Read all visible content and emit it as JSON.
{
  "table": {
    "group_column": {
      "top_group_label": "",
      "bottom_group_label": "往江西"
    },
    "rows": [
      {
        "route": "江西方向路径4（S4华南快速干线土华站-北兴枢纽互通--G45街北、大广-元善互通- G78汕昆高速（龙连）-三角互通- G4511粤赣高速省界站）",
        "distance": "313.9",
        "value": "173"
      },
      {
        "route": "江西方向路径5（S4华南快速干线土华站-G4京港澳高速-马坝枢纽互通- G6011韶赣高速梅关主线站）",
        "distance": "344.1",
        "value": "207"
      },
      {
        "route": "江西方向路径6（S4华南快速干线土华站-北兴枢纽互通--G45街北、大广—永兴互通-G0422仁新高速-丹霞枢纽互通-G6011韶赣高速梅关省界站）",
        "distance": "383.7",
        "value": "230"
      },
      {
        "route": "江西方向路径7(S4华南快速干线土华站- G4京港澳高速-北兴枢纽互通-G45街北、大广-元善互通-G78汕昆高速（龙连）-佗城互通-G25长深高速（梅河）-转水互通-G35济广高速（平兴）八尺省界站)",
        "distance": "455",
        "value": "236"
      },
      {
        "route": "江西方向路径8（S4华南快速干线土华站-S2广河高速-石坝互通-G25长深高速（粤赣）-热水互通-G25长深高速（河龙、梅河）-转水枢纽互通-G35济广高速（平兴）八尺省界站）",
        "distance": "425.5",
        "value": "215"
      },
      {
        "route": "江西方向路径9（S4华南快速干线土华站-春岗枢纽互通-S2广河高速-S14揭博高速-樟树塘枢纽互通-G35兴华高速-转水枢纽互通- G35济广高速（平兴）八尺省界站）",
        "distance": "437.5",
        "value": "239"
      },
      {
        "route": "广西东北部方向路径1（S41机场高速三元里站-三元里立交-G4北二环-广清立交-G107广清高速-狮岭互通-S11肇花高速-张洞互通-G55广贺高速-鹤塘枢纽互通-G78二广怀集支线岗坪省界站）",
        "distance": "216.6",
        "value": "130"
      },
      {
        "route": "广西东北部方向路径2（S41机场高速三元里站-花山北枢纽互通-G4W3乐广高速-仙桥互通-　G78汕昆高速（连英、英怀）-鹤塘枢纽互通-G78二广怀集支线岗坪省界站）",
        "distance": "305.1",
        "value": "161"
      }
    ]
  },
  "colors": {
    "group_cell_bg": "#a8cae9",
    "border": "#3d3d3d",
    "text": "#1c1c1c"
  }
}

• _THE REQUEST_
Copy out the material word for word and line for line.

• _FINISHED EXERCISE_
Read all visible content and emit it as JSON.
{
  "table": {
    "group_column": {
      "top_group_label": "",
      "bottom_group_label": "往江西"
    },
    "rows": [
      {
        "route": "江西方向路径4（S4华南快速干线土华站-北兴枢纽互通--G45街北、大广-元善互通- G78汕昆高速（龙连）-三角互通- G4511粤赣高速省界站）",
        "distance": "313.9",
        "value": "173"
      },
      {
        "route": "江西方向路径5（S4华南快速干线土华站-G4京港澳高速-马坝枢纽互通- G6011韶赣高速梅关主线站）",
        "distance": "344.1",
        "value": "207"
      },
      {
        "route": "江西方向路径6（S4华南快速干线土华站-北兴枢纽互通--G45街北、大广—永兴互通-G0422仁新高速-丹霞枢纽互通-G6011韶赣高速梅关省界站）",
        "distance": "383.7",
        "value": "230"
      },
      {
        "route": "江西方向路径7(S4华南快速干线土华站- G4京港澳高速-北兴枢纽互通-G45街北、大广-元善互通-G78汕昆高速（龙连）-佗城互通-G25长深高速（梅河）-转水互通-G35济广高速（平兴）八尺省界站)",
        "distance": "455",
        "value": "236"
      },
      {
        "route": "江西方向路径8（S4华南快速干线土华站-S2广河高速-石坝互通-G25长深高速（粤赣）-热水互通-G25长深高速（河龙、梅河）-转水枢纽互通-G35济广高速（平兴）八尺省界站）",
        "distance": "425.5",
        "value": "215"
      },
      {
        "route": "江西方向路径9（S4华南快速干线土华站-春岗枢纽互通-S2广河高速-S14揭博高速-樟树塘枢纽互通-G35兴华高速-转水枢纽互通- G35济广高速（平兴）八尺省界站）",
        "distance": "437.5",
        "value": "239"
      },
      {
        "route": "广西东北部方向路径1（S41机场高速三元里站-三元里立交-G4北二环-广清立交-G107广清高速-狮岭互通-S11肇花高速-张洞互通-G55广贺高速-鹤塘枢纽互通-G78二广怀集支线岗坪省界站）",
        "distance": "216.6",
        "value": "130"
      },
      {
        "route": "广西东北部方向路径2（S41机场高速三元里站-花山北枢纽互通-G4W3乐广高速-仙桥互通-　G78汕昆高速（连英、英怀）-鹤塘枢纽互通-G78二广怀集支线岗坪省界站）",
        "distance": "305.1",
        "value": "161"
      }
    ]
  },
  "colors": {
    "group_cell_bg": "#a8cae9",
    "border": "#3d3d3d",
    "text": "#1c1c1c"
  }
}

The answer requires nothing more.